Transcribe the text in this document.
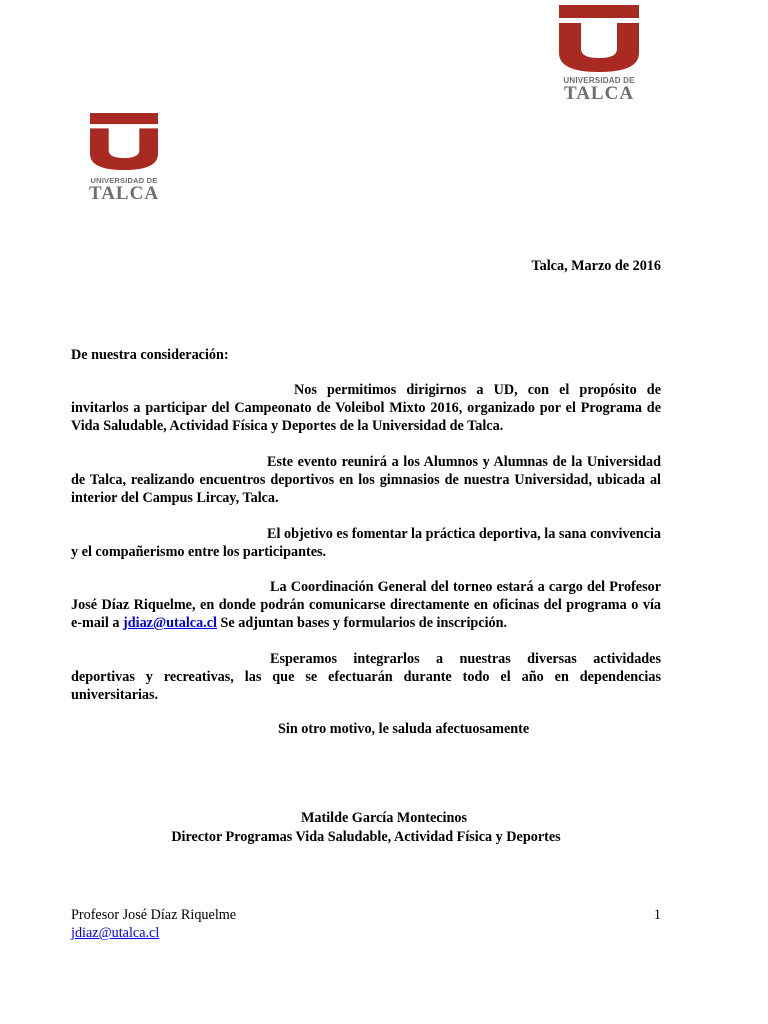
UNIVERSIDAD DE
TALCA
UNIVERSIDAD DE
TALCA
Talca, Marzo de 2016
De nuestra consideración:

Nos permitimos dirigirnos a UD, con el propósito de invitarlos a participar del Campeonato de Voleibol Mixto 2016, organizado por el Programa de Vida Saludable, Actividad Física y Deportes de la Universidad de Talca.

Este evento reunirá a los Alumnos y Alumnas de la Universidad de Talca, realizando encuentros deportivos en los gimnasios de nuestra Universidad, ubicada al interior del Campus Lircay, Talca.

El objetivo es fomentar la práctica deportiva, la sana convivencia y el compañerismo entre los participantes.

La Coordinación General del torneo estará a cargo del Profesor José Díaz Riquelme, en donde podrán comunicarse directamente en oficinas del programa o vía e-mail a jdiaz@utalca.cl Se adjuntan bases y formularios de inscripción.

Esperamos integrarlos a nuestras diversas actividades deportivas y recreativas, las que se efectuarán durante todo el año en dependencias universitarias.

Sin otro motivo, le saluda afectuosamente
Matilde García Montecinos
Director Programas Vida Saludable, Actividad Física y Deportes
Profesor José Díaz Riquelme
jdiaz@utalca.cl
1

- - -

§ **GIVEN INSTRUCTION**
Pictures appear in the records above. Output everything except them, exactly.

§ **FINAL RESULT**
Transcribe the text in this document.
UNIVERSIDAD DE
TALCA
UNIVERSIDAD DE
TALCA
Talca, Marzo de 2016
De nuestra consideración:

Nos permitimos dirigirnos a UD, con el propósito de invitarlos a participar del Campeonato de Voleibol Mixto 2016, organizado por el Programa de Vida Saludable, Actividad Física y Deportes de la Universidad de Talca.

Este evento reunirá a los Alumnos y Alumnas de la Universidad de Talca, realizando encuentros deportivos en los gimnasios de nuestra Universidad, ubicada al interior del Campus Lircay, Talca.

El objetivo es fomentar la práctica deportiva, la sana convivencia y el compañerismo entre los participantes.

La Coordinación General del torneo estará a cargo del Profesor José Díaz Riquelme, en donde podrán comunicarse directamente en oficinas del programa o vía e-mail a jdiaz@utalca.cl Se adjuntan bases y formularios de inscripción.

Esperamos integrarlos a nuestras diversas actividades deportivas y recreativas, las que se efectuarán durante todo el año en dependencias universitarias.

Sin otro motivo, le saluda afectuosamente
Matilde García Montecinos
Director Programas Vida Saludable, Actividad Física y Deportes
Profesor José Díaz Riquelme
jdiaz@utalca.cl
1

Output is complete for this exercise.